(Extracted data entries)
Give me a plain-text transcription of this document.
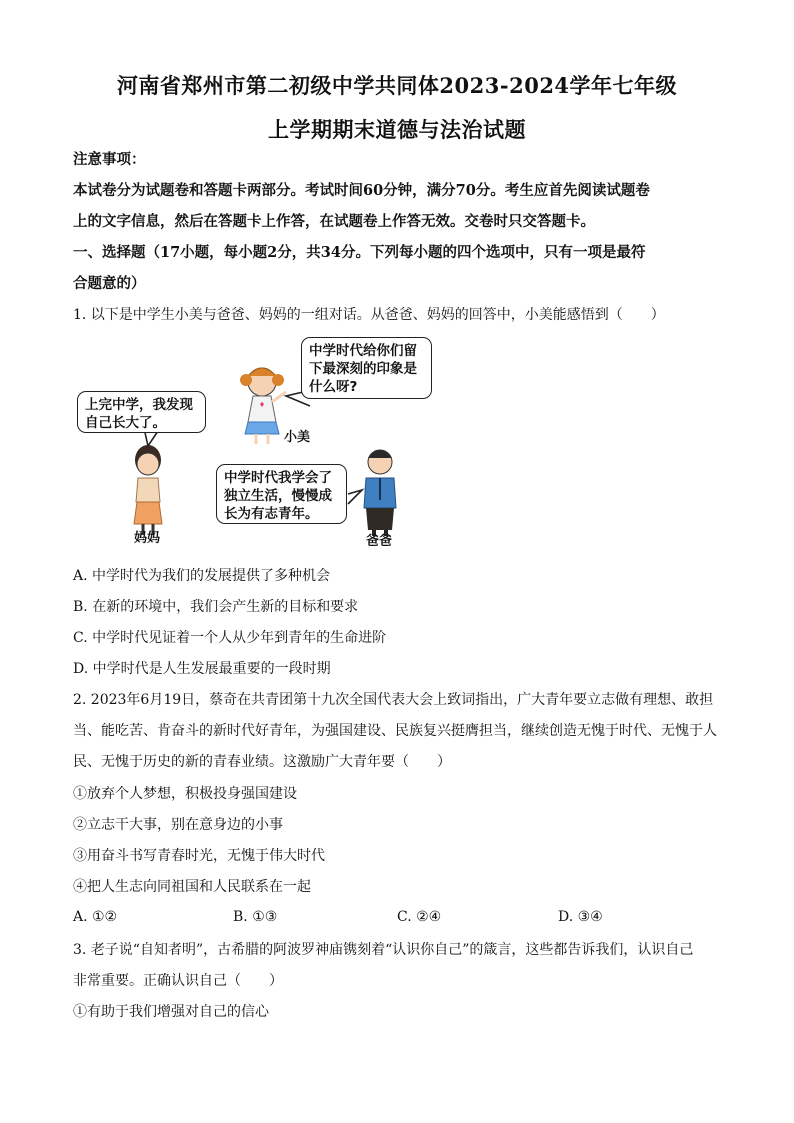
河南省郑州市第二初级中学共同体2023-2024学年七年级
上学期期末道德与法治试题
注意事项：
本试卷分为试题卷和答题卡两部分。考试时间60分钟，满分70分。考生应首先阅读试题卷
上的文字信息，然后在答题卡上作答，在试题卷上作答无效。交卷时只交答题卡。
一、选择题（17小题，每小题2分，共34分。下列每小题的四个选项中，只有一项是最符
合题意的）
1. 以下是中学生小美与爸爸、妈妈的一组对话。从爸爸、妈妈的回答中，小美能感悟到（　　）
中学时代给你们留
下最深刻的印象是
什么呀?
上完中学，我发现
自己长大了。
中学时代我学会了
独立生活，慢慢成
长为有志青年。
小美
妈妈	爸爸
A. 中学时代为我们的发展提供了多种机会
B. 在新的环境中，我们会产生新的目标和要求
C. 中学时代见证着一个人从少年到青年的生命进阶
D. 中学时代是人生发展最重要的一段时期
2. 2023年6月19日，蔡奇在共青团第十九次全国代表大会上致词指出，广大青年要立志做有理想、敢担
当、能吃苦、肯奋斗的新时代好青年，为强国建设、民族复兴挺膺担当，继续创造无愧于时代、无愧于人
民、无愧于历史的新的青春业绩。这激励广大青年要（　　）
①放弃个人梦想，积极投身强国建设
②立志干大事，别在意身边的小事
③用奋斗书写青春时光，无愧于伟大时代
④把人生志向同祖国和人民联系在一起
A. ①②	B. ①③	C. ②④	D. ③④
3. 老子说“自知者明”，古希腊的阿波罗神庙镌刻着“认识你自己”的箴言，这些都告诉我们，认识自己
非常重要。正确认识自己（　　）
①有助于我们增强对自己的信心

- [Task brief] All records must be output exactly as they are, except for the pictures, which are left out.

- [Task result]
Give me a plain-text transcription of this document.
河南省郑州市第二初级中学共同体2023-2024学年七年级
上学期期末道德与法治试题
注意事项：
本试卷分为试题卷和答题卡两部分。考试时间60分钟，满分70分。考生应首先阅读试题卷
上的文字信息，然后在答题卡上作答，在试题卷上作答无效。交卷时只交答题卡。
一、选择题（17小题，每小题2分，共34分。下列每小题的四个选项中，只有一项是最符
合题意的）
1. 以下是中学生小美与爸爸、妈妈的一组对话。从爸爸、妈妈的回答中，小美能感悟到（　　）
中学时代给你们留
下最深刻的印象是
什么呀?
上完中学，我发现
自己长大了。
中学时代我学会了
独立生活，慢慢成
长为有志青年。
小美
妈妈	爸爸
A. 中学时代为我们的发展提供了多种机会
B. 在新的环境中，我们会产生新的目标和要求
C. 中学时代见证着一个人从少年到青年的生命进阶
D. 中学时代是人生发展最重要的一段时期
2. 2023年6月19日，蔡奇在共青团第十九次全国代表大会上致词指出，广大青年要立志做有理想、敢担
当、能吃苦、肯奋斗的新时代好青年，为强国建设、民族复兴挺膺担当，继续创造无愧于时代、无愧于人
民、无愧于历史的新的青春业绩。这激励广大青年要（　　）
①放弃个人梦想，积极投身强国建设
②立志干大事，别在意身边的小事
③用奋斗书写青春时光，无愧于伟大时代
④把人生志向同祖国和人民联系在一起
A. ①②	B. ①③	C. ②④	D. ③④
3. 老子说“自知者明”，古希腊的阿波罗神庙镌刻着“认识你自己”的箴言，这些都告诉我们，认识自己
非常重要。正确认识自己（　　）
①有助于我们增强对自己的信心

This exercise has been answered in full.